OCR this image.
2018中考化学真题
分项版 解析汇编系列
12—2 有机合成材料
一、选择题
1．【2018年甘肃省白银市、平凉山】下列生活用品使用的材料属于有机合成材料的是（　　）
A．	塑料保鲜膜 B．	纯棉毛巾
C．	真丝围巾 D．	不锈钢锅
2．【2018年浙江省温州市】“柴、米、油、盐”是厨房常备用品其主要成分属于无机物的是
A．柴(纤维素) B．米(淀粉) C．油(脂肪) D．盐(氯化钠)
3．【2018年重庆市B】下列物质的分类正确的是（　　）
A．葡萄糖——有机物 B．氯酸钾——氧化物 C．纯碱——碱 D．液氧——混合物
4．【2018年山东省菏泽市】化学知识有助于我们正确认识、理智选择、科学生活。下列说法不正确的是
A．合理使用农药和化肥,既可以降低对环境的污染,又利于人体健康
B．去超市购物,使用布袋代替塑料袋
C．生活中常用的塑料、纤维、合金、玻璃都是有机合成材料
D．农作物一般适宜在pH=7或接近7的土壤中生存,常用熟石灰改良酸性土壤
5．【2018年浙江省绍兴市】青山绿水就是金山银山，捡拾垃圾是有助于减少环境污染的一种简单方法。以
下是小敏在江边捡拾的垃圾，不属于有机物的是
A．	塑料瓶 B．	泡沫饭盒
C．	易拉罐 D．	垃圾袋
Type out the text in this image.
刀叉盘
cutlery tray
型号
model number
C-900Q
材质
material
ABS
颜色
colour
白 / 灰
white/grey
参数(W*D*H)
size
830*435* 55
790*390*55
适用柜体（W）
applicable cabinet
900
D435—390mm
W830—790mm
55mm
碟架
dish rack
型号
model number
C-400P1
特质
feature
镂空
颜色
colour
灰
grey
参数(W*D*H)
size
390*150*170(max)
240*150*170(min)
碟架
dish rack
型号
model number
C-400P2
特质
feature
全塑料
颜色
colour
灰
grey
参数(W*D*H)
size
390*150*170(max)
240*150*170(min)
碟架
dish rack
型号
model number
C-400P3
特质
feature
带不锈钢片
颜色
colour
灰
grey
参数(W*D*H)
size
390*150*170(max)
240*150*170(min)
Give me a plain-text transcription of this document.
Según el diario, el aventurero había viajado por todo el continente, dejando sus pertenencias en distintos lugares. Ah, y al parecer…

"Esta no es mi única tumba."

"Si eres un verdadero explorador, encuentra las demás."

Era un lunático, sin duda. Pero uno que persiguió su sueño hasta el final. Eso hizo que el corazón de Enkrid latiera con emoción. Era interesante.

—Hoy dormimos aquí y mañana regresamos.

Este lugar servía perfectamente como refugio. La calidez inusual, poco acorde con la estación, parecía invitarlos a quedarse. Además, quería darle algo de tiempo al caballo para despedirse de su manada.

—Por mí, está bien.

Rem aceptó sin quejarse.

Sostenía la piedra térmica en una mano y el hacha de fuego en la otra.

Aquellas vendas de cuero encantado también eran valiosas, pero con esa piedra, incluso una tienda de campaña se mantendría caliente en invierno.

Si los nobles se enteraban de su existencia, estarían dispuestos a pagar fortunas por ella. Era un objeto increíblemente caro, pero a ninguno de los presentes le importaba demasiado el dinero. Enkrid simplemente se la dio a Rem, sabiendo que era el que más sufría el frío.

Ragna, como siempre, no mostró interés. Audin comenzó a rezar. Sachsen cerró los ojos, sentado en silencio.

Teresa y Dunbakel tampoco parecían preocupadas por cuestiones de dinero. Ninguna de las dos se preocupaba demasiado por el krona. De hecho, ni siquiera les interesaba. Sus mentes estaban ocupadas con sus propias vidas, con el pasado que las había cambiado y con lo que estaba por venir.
________
▸ **What you need to do**
Write out the entries above word for word.

▸ **Solution**
OCR this image.
2018中考化学真题
分项版 解析汇编系列
12—2 有机合成材料
一、选择题
1．【2018年甘肃省白银市、平凉山】下列生活用品使用的材料属于有机合成材料的是（　　）
A．	塑料保鲜膜 B．	纯棉毛巾
C．	真丝围巾 D．	不锈钢锅
2．【2018年浙江省温州市】“柴、米、油、盐”是厨房常备用品其主要成分属于无机物的是
A．柴(纤维素) B．米(淀粉) C．油(脂肪) D．盐(氯化钠)
3．【2018年重庆市B】下列物质的分类正确的是（　　）
A．葡萄糖——有机物 B．氯酸钾——氧化物 C．纯碱——碱 D．液氧——混合物
4．【2018年山东省菏泽市】化学知识有助于我们正确认识、理智选择、科学生活。下列说法不正确的是
A．合理使用农药和化肥,既可以降低对环境的污染,又利于人体健康
B．去超市购物,使用布袋代替塑料袋
C．生活中常用的塑料、纤维、合金、玻璃都是有机合成材料
D．农作物一般适宜在pH=7或接近7的土壤中生存,常用熟石灰改良酸性土壤
5．【2018年浙江省绍兴市】青山绿水就是金山银山，捡拾垃圾是有助于减少环境污染的一种简单方法。以
下是小敏在江边捡拾的垃圾，不属于有机物的是
A．	塑料瓶 B．	泡沫饭盒
C．	易拉罐 D．	垃圾袋
Type out the text in this image.
刀叉盘
cutlery tray
型号
model number
C-900Q
材质
material
ABS
颜色
colour
白 / 灰
white/grey
参数(W*D*H)
size
830*435* 55
790*390*55
适用柜体（W）
applicable cabinet
900
D435—390mm
W830—790mm
55mm
碟架
dish rack
型号
model number
C-400P1
特质
feature
镂空
颜色
colour
灰
grey
参数(W*D*H)
size
390*150*170(max)
240*150*170(min)
碟架
dish rack
型号
model number
C-400P2
特质
feature
全塑料
颜色
colour
灰
grey
参数(W*D*H)
size
390*150*170(max)
240*150*170(min)
碟架
dish rack
型号
model number
C-400P3
特质
feature
带不锈钢片
颜色
colour
灰
grey
参数(W*D*H)
size
390*150*170(max)
240*150*170(min)
Give me a plain-text transcription of this document.
Según el diario, el aventurero había viajado por todo el continente, dejando sus pertenencias en distintos lugares. Ah, y al parecer…

"Esta no es mi única tumba."

"Si eres un verdadero explorador, encuentra las demás."

Era un lunático, sin duda. Pero uno que persiguió su sueño hasta el final. Eso hizo que el corazón de Enkrid latiera con emoción. Era interesante.

—Hoy dormimos aquí y mañana regresamos.

Este lugar servía perfectamente como refugio. La calidez inusual, poco acorde con la estación, parecía invitarlos a quedarse. Además, quería darle algo de tiempo al caballo para despedirse de su manada.

—Por mí, está bien.

Rem aceptó sin quejarse.

Sostenía la piedra térmica en una mano y el hacha de fuego en la otra.

Aquellas vendas de cuero encantado también eran valiosas, pero con esa piedra, incluso una tienda de campaña se mantendría caliente en invierno.

Si los nobles se enteraban de su existencia, estarían dispuestos a pagar fortunas por ella. Era un objeto increíblemente caro, pero a ninguno de los presentes le importaba demasiado el dinero. Enkrid simplemente se la dio a Rem, sabiendo que era el que más sufría el frío.

Ragna, como siempre, no mostró interés. Audin comenzó a rezar. Sachsen cerró los ojos, sentado en silencio.

Teresa y Dunbakel tampoco parecían preocupadas por cuestiones de dinero. Ninguna de las dos se preocupaba demasiado por el krona. De hecho, ni siquiera les interesaba. Sus mentes estaban ocupadas con sus propias vidas, con el pasado que las había cambiado y con lo que estaba por venir.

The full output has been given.